→ **Task input**
□ □ □ □ □ □ □

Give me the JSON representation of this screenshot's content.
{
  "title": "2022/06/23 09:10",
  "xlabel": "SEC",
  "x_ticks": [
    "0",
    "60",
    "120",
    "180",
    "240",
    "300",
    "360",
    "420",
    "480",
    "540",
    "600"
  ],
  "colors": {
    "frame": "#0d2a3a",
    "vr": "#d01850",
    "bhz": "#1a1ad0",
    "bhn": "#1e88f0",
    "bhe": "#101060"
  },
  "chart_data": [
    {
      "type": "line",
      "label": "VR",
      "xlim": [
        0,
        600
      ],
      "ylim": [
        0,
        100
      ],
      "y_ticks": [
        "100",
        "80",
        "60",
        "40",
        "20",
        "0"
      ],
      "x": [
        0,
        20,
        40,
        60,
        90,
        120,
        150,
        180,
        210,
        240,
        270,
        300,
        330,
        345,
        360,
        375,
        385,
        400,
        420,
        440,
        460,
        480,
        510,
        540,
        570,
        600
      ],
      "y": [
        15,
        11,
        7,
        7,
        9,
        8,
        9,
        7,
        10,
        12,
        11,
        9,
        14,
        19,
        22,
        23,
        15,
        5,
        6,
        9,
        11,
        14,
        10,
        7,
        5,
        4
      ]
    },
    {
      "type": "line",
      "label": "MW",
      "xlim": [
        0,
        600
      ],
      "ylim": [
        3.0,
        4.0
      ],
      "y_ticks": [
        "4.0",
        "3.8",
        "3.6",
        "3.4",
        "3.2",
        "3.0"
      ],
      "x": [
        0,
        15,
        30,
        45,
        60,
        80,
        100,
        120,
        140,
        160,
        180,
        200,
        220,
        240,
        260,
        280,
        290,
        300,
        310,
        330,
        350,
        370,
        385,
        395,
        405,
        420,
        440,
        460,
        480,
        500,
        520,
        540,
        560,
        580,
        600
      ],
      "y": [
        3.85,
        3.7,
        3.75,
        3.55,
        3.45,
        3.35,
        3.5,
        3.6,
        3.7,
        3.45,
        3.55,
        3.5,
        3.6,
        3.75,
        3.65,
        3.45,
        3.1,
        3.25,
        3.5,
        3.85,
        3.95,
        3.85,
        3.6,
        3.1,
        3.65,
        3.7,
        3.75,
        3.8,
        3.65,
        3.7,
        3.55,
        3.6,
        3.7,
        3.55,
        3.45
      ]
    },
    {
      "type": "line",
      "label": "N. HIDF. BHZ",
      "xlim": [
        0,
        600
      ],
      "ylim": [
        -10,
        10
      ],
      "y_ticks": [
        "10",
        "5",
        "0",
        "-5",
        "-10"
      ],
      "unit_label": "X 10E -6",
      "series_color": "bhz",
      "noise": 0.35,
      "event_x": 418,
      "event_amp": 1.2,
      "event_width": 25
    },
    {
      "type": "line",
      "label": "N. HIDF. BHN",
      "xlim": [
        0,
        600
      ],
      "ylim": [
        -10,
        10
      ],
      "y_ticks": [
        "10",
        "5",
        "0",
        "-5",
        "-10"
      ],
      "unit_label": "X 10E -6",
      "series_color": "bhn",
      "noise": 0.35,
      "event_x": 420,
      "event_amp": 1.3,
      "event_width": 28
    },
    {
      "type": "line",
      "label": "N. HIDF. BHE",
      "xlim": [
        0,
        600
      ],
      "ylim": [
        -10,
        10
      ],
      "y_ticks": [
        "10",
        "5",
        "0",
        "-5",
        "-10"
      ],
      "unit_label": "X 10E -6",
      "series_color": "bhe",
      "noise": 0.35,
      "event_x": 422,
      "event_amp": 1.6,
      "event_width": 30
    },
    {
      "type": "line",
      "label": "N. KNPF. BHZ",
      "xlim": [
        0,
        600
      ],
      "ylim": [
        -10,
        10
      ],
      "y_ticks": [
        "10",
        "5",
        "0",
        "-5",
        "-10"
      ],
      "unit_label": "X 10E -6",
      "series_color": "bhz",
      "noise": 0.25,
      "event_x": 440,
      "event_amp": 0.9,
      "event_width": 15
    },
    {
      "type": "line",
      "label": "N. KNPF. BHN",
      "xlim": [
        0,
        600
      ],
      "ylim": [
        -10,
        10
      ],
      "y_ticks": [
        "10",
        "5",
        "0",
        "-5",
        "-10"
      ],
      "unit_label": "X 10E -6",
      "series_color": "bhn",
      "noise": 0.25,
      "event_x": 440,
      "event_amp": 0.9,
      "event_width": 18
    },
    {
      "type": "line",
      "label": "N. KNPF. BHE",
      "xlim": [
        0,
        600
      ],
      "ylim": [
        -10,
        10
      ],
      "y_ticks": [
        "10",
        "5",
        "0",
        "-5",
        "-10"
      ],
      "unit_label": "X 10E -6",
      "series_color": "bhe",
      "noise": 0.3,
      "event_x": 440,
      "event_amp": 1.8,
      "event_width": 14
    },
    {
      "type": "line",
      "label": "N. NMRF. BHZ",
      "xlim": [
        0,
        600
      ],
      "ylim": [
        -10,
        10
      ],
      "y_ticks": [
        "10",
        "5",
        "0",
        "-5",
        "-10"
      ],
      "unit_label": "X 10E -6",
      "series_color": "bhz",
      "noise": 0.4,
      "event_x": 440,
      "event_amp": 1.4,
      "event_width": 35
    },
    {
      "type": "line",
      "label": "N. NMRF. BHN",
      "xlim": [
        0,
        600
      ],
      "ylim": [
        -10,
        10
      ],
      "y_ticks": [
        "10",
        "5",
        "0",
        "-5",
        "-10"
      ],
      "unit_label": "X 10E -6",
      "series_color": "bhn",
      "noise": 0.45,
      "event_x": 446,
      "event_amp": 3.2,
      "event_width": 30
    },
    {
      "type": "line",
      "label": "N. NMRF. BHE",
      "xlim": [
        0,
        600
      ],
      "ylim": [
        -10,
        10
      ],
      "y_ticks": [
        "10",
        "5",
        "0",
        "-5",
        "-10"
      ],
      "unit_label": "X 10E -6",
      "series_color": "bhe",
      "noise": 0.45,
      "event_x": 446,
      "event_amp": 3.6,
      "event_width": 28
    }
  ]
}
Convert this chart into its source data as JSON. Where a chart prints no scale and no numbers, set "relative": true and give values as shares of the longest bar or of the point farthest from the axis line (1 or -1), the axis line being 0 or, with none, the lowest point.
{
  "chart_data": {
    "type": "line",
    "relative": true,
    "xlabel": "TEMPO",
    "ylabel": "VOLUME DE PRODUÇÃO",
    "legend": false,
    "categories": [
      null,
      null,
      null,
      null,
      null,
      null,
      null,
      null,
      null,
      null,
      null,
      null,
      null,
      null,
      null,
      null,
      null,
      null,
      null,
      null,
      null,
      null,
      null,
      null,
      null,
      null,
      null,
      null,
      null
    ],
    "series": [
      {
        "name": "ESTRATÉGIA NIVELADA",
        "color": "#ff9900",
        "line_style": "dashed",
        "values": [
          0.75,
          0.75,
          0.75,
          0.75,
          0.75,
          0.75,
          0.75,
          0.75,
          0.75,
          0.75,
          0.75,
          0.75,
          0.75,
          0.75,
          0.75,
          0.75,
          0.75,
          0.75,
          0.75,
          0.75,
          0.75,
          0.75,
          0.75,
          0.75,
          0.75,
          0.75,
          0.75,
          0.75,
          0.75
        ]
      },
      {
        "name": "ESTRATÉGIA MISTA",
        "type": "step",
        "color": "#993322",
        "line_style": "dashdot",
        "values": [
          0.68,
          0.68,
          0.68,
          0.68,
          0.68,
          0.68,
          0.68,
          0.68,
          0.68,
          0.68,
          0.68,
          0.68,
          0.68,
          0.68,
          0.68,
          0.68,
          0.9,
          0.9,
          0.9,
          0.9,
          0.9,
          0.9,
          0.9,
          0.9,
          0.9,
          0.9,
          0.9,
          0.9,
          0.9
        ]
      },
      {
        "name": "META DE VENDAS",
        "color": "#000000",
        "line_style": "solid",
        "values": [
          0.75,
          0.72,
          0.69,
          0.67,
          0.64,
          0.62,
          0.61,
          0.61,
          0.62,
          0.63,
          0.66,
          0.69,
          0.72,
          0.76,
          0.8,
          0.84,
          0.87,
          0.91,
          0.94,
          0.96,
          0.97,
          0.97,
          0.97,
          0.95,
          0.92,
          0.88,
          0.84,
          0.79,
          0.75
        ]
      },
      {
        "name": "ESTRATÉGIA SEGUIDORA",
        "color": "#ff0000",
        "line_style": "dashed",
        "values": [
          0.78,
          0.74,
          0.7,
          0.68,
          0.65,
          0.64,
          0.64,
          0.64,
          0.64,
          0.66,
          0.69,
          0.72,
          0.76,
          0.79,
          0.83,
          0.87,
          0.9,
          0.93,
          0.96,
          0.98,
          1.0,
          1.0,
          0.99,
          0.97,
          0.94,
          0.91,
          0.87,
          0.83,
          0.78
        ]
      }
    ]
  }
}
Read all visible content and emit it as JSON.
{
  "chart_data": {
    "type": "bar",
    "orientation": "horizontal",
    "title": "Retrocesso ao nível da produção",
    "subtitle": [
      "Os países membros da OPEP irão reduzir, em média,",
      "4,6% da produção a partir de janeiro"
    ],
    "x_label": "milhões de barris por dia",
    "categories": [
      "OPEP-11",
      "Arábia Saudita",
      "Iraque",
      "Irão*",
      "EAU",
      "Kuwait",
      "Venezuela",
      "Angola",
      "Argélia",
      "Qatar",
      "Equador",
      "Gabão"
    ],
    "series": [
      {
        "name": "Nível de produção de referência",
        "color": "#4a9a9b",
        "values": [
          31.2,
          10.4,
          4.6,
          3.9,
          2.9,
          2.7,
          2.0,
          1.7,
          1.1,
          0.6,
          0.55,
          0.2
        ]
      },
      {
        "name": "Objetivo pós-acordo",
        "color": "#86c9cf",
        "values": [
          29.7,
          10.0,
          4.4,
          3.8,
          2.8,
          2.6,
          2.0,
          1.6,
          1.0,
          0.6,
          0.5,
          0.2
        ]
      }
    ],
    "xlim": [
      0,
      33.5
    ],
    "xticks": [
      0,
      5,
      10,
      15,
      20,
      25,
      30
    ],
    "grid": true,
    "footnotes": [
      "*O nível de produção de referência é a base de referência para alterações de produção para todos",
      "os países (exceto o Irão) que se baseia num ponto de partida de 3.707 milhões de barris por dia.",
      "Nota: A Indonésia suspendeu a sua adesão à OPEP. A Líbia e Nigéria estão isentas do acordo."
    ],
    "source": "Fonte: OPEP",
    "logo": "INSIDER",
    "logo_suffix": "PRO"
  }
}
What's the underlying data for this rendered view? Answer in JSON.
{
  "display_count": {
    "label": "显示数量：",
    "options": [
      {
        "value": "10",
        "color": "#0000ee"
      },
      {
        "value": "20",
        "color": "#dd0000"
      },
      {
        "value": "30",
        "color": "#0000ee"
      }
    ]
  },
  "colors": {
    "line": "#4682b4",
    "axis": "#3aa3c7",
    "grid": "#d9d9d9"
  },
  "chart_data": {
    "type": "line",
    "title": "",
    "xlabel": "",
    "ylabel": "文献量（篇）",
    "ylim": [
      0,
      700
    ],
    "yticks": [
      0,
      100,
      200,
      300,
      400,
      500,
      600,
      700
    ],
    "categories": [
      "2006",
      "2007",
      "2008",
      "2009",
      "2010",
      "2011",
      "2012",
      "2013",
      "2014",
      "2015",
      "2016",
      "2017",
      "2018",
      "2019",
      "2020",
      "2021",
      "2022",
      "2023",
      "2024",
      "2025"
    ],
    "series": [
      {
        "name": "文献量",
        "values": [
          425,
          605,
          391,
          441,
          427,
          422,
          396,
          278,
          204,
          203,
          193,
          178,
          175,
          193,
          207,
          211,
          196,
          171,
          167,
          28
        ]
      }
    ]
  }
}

□ □ □ □ □ □ □

→ **Problem details**
Locate each line with the word "países" and copy it.

→ **The reply**
      "Os países membros da OPEP irão reduzir, em média,",
      "os países (exceto o Irão) que se baseia num ponto de partida de 3.707 milhões de barris por dia.",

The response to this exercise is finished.